[PROBLEM TO WORK ON] Find each line with the word "caption" and copy it.

┄┄┄┄┄┄┄┄┄┄┄┄┄┄┄┄┄┄┄┄

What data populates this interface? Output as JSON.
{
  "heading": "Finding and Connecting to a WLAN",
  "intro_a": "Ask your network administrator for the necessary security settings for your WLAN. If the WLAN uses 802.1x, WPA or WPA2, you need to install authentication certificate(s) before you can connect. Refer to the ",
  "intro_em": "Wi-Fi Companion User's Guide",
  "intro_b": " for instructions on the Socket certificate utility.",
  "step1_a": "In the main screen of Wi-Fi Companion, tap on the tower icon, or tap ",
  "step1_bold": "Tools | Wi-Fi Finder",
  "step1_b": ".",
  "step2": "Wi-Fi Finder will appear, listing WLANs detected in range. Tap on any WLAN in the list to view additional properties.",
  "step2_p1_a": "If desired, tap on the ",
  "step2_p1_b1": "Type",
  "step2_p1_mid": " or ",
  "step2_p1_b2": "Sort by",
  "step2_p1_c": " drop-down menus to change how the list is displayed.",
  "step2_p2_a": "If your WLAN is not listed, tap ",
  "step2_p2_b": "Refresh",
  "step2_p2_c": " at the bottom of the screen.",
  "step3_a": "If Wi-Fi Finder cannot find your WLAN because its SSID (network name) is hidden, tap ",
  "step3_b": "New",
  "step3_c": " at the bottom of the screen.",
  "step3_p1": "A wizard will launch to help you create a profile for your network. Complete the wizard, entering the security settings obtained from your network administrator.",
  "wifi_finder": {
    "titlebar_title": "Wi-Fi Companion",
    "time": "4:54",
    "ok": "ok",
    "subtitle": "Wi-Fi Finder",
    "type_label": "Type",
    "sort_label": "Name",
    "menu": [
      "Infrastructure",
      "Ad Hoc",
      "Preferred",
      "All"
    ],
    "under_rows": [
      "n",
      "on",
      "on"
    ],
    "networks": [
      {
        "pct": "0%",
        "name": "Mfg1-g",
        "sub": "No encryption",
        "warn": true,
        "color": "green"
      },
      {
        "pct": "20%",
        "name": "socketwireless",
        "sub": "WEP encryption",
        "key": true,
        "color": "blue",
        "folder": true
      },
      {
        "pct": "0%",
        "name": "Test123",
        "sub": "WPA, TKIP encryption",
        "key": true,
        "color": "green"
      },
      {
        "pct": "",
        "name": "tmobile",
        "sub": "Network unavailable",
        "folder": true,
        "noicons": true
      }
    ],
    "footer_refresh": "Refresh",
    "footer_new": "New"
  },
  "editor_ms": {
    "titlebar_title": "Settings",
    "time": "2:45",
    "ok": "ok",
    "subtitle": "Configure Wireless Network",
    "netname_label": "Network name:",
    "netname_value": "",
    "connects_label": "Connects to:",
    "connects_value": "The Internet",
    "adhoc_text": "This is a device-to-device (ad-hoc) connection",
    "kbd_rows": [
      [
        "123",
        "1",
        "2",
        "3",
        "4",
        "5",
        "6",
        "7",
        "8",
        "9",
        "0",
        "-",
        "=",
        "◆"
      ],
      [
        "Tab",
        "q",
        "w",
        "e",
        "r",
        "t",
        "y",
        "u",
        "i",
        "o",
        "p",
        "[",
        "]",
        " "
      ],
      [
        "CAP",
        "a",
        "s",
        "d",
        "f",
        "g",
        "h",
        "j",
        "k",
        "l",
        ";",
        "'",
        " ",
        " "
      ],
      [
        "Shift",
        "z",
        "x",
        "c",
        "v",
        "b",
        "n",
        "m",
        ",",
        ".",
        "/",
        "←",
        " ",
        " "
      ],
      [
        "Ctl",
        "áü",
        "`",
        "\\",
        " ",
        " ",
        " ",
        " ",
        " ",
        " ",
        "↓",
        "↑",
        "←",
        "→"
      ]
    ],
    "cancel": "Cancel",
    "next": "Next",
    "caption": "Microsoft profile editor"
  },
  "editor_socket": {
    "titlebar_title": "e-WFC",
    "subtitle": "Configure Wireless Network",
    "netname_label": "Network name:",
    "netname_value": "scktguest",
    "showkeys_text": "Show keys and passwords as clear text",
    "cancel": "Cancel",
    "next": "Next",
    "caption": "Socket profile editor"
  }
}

┄┄┄┄┄┄┄┄┄┄┄┄┄┄┄┄┄┄┄┄

[THE RESULT]
    "caption": "Microsoft profile editor"
    "caption": "Socket profile editor"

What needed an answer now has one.